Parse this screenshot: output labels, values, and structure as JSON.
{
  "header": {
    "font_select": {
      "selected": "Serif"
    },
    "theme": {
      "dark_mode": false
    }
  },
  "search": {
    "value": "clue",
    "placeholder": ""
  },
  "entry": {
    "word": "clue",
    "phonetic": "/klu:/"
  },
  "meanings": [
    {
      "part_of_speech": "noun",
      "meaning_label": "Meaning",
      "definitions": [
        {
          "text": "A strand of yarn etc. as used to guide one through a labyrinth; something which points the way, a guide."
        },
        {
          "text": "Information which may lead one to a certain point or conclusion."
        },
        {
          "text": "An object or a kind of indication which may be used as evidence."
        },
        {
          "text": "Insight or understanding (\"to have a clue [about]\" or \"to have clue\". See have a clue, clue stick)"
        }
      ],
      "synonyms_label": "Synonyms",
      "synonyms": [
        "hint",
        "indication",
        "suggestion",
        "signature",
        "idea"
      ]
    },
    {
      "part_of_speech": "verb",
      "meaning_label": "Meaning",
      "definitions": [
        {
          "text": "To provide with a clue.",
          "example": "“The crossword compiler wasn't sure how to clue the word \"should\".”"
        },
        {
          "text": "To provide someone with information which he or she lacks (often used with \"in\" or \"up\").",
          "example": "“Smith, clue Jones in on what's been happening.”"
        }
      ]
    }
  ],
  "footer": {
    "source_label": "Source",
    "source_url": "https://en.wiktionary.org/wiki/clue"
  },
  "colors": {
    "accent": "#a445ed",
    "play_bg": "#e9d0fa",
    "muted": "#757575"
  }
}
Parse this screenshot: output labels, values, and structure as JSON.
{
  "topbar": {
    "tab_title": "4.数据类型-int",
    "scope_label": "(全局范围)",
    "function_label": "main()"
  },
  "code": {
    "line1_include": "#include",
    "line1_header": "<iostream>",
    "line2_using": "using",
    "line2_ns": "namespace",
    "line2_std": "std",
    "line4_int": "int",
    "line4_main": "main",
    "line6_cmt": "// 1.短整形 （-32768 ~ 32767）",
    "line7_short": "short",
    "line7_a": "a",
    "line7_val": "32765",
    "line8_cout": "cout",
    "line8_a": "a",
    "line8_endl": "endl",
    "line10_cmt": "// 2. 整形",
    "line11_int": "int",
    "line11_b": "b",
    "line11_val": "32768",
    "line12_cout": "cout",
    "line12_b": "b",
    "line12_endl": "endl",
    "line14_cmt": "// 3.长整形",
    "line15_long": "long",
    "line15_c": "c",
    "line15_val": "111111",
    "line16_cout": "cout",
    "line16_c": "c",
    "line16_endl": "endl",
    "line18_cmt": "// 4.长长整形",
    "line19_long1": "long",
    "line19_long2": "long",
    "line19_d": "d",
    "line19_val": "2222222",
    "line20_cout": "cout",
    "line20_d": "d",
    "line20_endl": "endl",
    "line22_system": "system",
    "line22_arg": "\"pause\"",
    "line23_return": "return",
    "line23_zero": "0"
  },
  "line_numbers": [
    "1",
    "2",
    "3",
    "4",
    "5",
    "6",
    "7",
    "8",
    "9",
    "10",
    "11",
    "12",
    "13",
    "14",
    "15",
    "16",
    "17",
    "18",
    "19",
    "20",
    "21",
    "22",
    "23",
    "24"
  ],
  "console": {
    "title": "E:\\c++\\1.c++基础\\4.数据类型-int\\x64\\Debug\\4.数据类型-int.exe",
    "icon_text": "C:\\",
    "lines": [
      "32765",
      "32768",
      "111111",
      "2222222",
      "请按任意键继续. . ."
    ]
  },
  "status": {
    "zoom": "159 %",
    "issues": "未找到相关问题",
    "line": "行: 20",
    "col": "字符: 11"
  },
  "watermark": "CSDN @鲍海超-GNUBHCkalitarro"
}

════════════════════

[Stated goal]
From the data above, pick out each line containing "used" and copy it.

[Written reply]
          "text": "A strand of yarn etc. as used to guide one through a labyrinth; something which points the way, a guide."
          "text": "An object or a kind of indication which may be used as evidence."
          "text": "To provide someone with information which he or she lacks (often used with \"in\" or \"up\").",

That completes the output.